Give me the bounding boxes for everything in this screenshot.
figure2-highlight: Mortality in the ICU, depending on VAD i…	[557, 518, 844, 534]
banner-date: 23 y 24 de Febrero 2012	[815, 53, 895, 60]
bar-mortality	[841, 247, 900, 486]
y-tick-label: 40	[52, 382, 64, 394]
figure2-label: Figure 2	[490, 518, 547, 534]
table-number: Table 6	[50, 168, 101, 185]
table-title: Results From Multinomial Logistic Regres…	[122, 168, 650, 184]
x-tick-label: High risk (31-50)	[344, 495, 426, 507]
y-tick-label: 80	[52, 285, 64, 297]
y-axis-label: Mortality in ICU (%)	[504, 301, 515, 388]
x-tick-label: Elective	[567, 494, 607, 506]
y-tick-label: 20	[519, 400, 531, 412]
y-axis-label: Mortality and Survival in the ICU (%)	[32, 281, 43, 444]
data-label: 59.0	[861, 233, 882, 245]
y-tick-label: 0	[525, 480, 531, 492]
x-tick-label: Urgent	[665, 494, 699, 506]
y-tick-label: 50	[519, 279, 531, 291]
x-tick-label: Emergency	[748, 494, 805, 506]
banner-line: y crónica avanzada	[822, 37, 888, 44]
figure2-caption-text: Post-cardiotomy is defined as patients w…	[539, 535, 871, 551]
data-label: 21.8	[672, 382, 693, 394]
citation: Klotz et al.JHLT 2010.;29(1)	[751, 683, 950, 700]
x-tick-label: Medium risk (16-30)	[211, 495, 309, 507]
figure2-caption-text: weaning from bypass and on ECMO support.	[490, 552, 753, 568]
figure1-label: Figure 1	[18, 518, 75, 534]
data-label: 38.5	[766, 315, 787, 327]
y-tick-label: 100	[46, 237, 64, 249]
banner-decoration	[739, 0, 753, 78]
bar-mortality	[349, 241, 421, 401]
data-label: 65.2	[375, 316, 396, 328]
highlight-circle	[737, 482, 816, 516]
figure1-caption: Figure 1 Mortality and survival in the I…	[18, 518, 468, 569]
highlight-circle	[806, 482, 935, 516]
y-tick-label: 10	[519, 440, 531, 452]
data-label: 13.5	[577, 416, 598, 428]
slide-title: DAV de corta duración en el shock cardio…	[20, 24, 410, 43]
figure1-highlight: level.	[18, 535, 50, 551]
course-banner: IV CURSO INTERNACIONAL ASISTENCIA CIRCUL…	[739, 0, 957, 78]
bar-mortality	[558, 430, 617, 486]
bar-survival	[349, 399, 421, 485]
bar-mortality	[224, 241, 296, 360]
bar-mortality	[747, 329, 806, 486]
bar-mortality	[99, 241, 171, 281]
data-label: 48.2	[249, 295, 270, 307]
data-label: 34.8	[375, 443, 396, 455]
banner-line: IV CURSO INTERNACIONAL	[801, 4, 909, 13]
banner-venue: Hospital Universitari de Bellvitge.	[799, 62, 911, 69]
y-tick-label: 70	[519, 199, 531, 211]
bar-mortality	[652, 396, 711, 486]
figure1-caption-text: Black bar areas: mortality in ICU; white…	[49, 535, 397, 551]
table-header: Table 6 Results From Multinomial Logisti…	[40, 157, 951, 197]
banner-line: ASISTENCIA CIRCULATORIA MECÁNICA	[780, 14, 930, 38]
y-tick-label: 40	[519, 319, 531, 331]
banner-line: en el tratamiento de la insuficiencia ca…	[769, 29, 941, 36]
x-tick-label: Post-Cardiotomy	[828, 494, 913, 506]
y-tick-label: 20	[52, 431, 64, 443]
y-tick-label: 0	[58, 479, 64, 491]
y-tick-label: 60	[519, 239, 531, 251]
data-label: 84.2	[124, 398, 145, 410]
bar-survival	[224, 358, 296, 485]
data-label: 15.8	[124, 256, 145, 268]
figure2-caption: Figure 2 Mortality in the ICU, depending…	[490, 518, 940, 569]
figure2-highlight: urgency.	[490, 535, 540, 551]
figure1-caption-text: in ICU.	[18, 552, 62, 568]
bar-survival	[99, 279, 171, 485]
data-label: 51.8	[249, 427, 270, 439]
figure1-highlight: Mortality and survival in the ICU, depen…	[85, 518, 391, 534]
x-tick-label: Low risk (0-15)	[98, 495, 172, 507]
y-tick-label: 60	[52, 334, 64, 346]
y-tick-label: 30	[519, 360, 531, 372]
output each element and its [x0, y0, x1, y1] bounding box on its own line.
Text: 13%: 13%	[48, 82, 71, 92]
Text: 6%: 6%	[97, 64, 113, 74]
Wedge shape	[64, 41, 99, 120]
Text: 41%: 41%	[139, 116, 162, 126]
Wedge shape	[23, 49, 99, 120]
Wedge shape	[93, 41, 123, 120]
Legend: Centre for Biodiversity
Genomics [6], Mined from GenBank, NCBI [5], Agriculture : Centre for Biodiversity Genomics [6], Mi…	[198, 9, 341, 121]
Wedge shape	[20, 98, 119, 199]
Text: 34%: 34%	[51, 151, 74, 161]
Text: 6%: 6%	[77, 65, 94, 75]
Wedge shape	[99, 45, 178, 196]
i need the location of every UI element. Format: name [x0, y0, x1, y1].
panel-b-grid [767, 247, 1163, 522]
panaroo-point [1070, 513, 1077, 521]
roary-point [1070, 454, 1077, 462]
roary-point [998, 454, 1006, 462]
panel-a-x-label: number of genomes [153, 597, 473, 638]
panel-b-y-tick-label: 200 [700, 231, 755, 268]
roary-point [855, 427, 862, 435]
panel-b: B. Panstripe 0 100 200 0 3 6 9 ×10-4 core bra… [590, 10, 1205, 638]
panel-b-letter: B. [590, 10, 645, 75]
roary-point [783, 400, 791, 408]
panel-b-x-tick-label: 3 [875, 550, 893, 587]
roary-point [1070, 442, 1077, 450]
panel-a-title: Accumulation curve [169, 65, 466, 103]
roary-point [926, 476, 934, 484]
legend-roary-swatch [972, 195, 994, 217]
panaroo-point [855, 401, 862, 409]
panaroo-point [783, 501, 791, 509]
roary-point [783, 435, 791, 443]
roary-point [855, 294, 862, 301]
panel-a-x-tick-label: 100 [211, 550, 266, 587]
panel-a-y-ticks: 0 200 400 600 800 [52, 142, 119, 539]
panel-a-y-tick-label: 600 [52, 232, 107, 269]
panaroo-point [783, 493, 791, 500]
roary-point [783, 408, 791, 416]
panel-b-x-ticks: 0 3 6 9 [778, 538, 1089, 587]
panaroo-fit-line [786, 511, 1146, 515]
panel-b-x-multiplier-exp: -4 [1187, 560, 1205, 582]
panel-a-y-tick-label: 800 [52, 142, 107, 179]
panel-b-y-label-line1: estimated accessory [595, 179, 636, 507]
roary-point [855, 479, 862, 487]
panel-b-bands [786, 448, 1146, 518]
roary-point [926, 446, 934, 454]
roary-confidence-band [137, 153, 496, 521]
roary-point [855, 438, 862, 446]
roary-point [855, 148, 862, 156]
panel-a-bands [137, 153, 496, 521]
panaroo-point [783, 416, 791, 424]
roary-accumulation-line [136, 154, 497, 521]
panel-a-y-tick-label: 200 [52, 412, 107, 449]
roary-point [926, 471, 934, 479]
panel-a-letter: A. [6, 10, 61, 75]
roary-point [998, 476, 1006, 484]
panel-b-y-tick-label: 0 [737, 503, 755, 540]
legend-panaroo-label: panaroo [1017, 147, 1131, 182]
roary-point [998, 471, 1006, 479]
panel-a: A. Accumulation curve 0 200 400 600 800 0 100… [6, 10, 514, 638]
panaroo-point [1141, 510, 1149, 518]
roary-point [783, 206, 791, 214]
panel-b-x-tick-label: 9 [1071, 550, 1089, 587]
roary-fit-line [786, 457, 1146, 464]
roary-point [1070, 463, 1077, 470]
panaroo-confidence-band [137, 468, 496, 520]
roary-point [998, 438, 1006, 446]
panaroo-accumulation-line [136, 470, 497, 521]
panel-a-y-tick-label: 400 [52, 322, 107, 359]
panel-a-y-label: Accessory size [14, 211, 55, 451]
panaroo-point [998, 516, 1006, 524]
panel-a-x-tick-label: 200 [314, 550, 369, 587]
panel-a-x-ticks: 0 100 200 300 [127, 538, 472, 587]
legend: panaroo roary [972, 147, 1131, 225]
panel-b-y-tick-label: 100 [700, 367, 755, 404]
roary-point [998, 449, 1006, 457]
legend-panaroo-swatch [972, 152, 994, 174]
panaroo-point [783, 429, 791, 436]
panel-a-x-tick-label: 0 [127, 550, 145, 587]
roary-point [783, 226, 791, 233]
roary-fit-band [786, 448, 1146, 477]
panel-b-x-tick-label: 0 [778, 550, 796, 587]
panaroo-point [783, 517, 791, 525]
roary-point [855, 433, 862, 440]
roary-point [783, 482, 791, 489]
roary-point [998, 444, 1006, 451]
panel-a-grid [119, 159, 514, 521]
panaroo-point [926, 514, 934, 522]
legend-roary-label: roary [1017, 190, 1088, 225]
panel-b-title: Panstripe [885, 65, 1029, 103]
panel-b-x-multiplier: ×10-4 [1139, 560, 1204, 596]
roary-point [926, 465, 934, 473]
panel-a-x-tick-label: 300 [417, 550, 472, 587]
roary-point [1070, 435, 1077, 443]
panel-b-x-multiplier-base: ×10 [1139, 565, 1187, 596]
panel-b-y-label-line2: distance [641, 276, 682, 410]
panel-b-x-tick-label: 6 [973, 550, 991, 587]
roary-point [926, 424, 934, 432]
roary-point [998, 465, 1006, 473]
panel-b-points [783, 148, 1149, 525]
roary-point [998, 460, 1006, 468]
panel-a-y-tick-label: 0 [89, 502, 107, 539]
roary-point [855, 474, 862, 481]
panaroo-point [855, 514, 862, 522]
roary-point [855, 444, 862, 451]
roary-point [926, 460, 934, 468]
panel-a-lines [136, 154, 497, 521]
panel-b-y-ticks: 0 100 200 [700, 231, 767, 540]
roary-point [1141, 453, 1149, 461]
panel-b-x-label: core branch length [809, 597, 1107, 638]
· · · ·
● WHAT TO WORK ON:
Where the word "letter" appears in a line of the data above, tally that line; then give the total and nothing more.

● SOLVED EXERCISE:
2